> _WHAT IS REQUIRED_
Gather all lines containing the string "حديث" and copy them out.

> _DATA LISTING_
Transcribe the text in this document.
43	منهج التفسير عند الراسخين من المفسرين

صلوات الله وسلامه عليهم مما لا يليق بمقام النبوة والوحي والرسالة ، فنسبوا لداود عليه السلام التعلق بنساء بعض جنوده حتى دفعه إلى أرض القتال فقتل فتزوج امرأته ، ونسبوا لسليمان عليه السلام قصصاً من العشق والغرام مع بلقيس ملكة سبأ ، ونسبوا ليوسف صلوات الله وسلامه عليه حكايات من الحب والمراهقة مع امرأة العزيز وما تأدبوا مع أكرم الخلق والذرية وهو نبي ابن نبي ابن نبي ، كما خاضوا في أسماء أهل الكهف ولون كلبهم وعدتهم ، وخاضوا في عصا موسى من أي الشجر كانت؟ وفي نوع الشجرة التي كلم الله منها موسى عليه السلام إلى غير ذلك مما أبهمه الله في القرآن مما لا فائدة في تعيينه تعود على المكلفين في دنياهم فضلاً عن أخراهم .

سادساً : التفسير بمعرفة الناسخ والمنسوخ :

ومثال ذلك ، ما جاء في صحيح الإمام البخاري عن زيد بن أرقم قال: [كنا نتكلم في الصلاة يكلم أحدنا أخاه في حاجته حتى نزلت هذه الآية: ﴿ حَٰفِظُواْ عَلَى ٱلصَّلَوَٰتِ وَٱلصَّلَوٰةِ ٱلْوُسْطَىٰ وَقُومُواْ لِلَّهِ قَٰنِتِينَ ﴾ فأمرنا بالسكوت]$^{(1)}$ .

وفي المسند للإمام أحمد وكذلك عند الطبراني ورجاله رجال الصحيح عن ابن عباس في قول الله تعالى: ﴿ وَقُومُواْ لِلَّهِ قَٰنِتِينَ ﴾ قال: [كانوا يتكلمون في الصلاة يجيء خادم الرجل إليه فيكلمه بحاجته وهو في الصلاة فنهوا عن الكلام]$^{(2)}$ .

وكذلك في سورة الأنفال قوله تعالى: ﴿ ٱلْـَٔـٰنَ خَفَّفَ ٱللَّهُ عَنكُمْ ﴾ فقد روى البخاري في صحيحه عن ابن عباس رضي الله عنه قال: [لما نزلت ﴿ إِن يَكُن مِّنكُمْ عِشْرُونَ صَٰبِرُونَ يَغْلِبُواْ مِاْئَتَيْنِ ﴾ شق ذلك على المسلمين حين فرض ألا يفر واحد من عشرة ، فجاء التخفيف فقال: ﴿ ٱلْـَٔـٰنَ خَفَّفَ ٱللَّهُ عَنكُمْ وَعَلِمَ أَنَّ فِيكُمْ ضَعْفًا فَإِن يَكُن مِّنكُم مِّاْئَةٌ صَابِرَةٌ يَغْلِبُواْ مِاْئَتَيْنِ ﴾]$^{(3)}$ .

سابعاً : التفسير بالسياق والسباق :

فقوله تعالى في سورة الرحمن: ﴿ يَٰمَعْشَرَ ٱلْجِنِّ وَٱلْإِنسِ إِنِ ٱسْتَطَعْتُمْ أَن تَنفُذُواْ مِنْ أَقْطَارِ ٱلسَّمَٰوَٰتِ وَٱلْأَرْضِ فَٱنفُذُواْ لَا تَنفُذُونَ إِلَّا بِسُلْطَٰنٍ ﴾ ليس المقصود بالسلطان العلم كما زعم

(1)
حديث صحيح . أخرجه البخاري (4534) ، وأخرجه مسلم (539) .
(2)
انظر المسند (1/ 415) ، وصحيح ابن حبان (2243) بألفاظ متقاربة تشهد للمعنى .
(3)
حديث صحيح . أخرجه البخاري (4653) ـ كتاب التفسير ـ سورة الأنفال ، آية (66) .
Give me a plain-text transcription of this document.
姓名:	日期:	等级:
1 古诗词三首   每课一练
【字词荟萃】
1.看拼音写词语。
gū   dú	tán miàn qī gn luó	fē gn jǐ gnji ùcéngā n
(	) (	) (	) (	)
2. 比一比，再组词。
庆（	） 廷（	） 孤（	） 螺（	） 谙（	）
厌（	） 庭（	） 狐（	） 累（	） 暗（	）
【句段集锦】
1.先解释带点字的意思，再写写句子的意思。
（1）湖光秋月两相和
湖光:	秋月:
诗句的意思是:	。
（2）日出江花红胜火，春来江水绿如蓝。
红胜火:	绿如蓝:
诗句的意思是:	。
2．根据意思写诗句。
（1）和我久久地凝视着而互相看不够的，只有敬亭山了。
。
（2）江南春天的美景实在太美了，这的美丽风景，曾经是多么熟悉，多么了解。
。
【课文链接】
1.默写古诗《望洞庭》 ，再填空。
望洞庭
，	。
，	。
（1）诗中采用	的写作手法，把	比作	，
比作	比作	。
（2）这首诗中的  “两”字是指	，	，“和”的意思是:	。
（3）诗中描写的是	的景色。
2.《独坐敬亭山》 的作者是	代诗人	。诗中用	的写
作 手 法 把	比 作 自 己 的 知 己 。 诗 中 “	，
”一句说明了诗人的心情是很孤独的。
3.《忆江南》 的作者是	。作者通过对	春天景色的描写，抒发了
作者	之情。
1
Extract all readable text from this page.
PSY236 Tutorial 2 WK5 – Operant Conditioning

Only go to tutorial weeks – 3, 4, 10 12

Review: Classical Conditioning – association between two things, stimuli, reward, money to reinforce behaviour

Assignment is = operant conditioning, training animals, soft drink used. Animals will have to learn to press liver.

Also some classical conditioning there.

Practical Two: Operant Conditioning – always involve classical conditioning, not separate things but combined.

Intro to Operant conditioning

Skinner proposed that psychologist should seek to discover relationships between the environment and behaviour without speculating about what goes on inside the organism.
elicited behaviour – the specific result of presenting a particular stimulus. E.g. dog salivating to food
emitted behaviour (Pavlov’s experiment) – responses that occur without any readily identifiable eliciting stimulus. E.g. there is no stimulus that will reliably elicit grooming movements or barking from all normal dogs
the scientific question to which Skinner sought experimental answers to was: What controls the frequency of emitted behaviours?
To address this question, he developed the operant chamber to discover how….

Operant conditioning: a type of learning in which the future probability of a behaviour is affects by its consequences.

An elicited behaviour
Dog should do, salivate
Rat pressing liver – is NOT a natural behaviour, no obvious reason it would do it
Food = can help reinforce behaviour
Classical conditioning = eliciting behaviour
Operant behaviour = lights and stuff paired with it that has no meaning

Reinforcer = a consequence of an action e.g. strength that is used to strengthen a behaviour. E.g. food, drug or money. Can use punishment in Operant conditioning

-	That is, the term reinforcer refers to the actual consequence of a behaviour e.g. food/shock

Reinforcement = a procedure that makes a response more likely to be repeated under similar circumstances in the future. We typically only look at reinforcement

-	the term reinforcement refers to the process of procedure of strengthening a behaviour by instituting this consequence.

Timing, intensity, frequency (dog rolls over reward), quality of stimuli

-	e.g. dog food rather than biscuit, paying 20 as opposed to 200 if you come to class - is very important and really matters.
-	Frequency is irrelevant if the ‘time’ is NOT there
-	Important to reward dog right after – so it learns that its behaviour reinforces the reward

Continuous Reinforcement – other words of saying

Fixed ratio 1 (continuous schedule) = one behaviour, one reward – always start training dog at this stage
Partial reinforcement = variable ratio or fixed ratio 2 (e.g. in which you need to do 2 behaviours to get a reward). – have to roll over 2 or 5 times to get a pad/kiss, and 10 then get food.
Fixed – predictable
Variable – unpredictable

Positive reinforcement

> _TASK OUTPUT_
حديث صحيح . أخرجه البخاري (4534) ، وأخرجه مسلم (539) .
حديث صحيح . أخرجه البخاري (4653) ـ كتاب التفسير ـ سورة الأنفال ، آية (66) .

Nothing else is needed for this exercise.